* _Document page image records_
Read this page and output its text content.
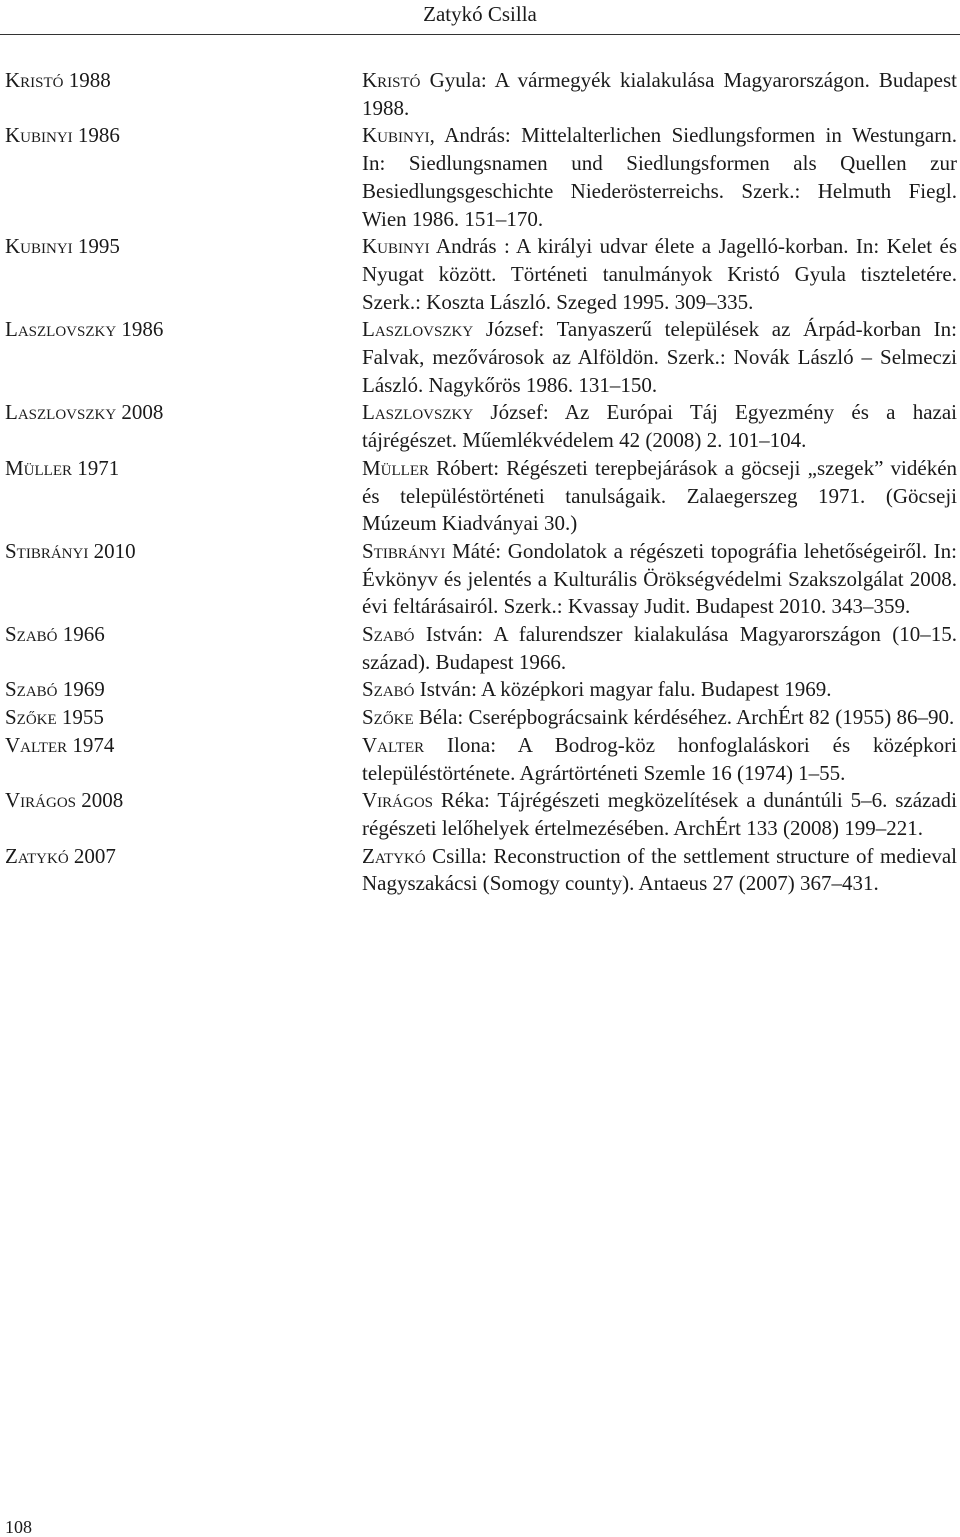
Zatykó Csilla
Kristó 1988	Kristó Gyula: A vármegyék kialakulása Magyarországon. Budapest 1988.
Kubinyi 1986	Kubinyi, András: Mittelalterlichen Siedlungsformen in Westungarn. In: Siedlungsnamen und Siedlungsformen als Quellen zur Besiedlungsgeschichte Niederösterreichs. Szerk.: Helmuth Fiegl. Wien 1986. 151–170.
Kubinyi 1995	Kubinyi András : A királyi udvar élete a Jagelló-korban. In: Kelet és Nyugat között. Történeti tanulmányok Kristó Gyula tiszteletére. Szerk.: Koszta László. Szeged 1995. 309–335.
Laszlovszky 1986	Laszlovszky József: Tanyaszerű települések az Árpád-korban In: Falvak, mezővárosok az Alföldön. Szerk.: Novák László – Selmeczi László. Nagykőrös 1986. 131–150.
Laszlovszky 2008	Laszlovszky József: Az Európai Táj Egyezmény és a hazai tájrégészet. Műemlékvédelem 42 (2008) 2. 101–104.
Müller 1971	Müller Róbert: Régészeti terepbejárások a göcseji „szegek” vidékén és településtörténeti tanulságaik. Zalaegerszeg 1971. (Göcseji Múzeum Kiadványai 30.)
Stibrányi 2010	Stibrányi Máté: Gondolatok a régészeti topográfia lehetőségeiről. In: Évkönyv és jelentés a Kulturális Örökségvédelmi Szakszolgálat 2008. évi feltárásairól. Szerk.: Kvassay Judit. Budapest 2010. 343–359.
Szabó 1966	Szabó István: A falurendszer kialakulása Magyarországon (10–15. század). Budapest 1966.
Szabó 1969	Szabó István: A középkori magyar falu. Budapest 1969.
Szőke 1955	Szőke Béla: Cserépbográcsaink kérdéséhez. ArchÉrt 82 (1955) 86–90.
Valter 1974	Valter Ilona: A Bodrog-köz honfoglaláskori és középkori településtörténete. Agrártörténeti Szemle 16 (1974) 1–55.
Virágos 2008	Virágos Réka: Tájrégészeti megközelítések a dunántúli 5–6. századi régészeti lelőhelyek értelmezésében. ArchÉrt 133 (2008) 199–221.
Zatykó 2007	Zatykó Csilla: Reconstruction of the settlement structure of medieval Nagyszakácsi (Somogy county). Antaeus 27 (2007) 367–431.
108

* _DIRECTIONS_
What's needed is every line above, retyped exactly and free of pictures.

* _REPLY TO THE TASK_
Read this page and output its text content.
Zatykó Csilla
Kristó 1988	Kristó Gyula: A vármegyék kialakulása Magyarországon. Budapest 1988.
Kubinyi 1986	Kubinyi, András: Mittelalterlichen Siedlungsformen in Westungarn. In: Siedlungsnamen und Siedlungsformen als Quellen zur Besiedlungsgeschichte Niederösterreichs. Szerk.: Helmuth Fiegl. Wien 1986. 151–170.
Kubinyi 1995	Kubinyi András : A királyi udvar élete a Jagelló-korban. In: Kelet és Nyugat között. Történeti tanulmányok Kristó Gyula tiszteletére. Szerk.: Koszta László. Szeged 1995. 309–335.
Laszlovszky 1986	Laszlovszky József: Tanyaszerű települések az Árpád-korban In: Falvak, mezővárosok az Alföldön. Szerk.: Novák László – Selmeczi László. Nagykőrös 1986. 131–150.
Laszlovszky 2008	Laszlovszky József: Az Európai Táj Egyezmény és a hazai tájrégészet. Műemlékvédelem 42 (2008) 2. 101–104.
Müller 1971	Müller Róbert: Régészeti terepbejárások a göcseji „szegek” vidékén és településtörténeti tanulságaik. Zalaegerszeg 1971. (Göcseji Múzeum Kiadványai 30.)
Stibrányi 2010	Stibrányi Máté: Gondolatok a régészeti topográfia lehetőségeiről. In: Évkönyv és jelentés a Kulturális Örökségvédelmi Szakszolgálat 2008. évi feltárásairól. Szerk.: Kvassay Judit. Budapest 2010. 343–359.
Szabó 1966	Szabó István: A falurendszer kialakulása Magyarországon (10–15. század). Budapest 1966.
Szabó 1969	Szabó István: A középkori magyar falu. Budapest 1969.
Szőke 1955	Szőke Béla: Cserépbográcsaink kérdéséhez. ArchÉrt 82 (1955) 86–90.
Valter 1974	Valter Ilona: A Bodrog-köz honfoglaláskori és középkori településtörténete. Agrártörténeti Szemle 16 (1974) 1–55.
Virágos 2008	Virágos Réka: Tájrégészeti megközelítések a dunántúli 5–6. századi régészeti lelőhelyek értelmezésében. ArchÉrt 133 (2008) 199–221.
Zatykó 2007	Zatykó Csilla: Reconstruction of the settlement structure of medieval Nagyszakácsi (Somogy county). Antaeus 27 (2007) 367–431.
108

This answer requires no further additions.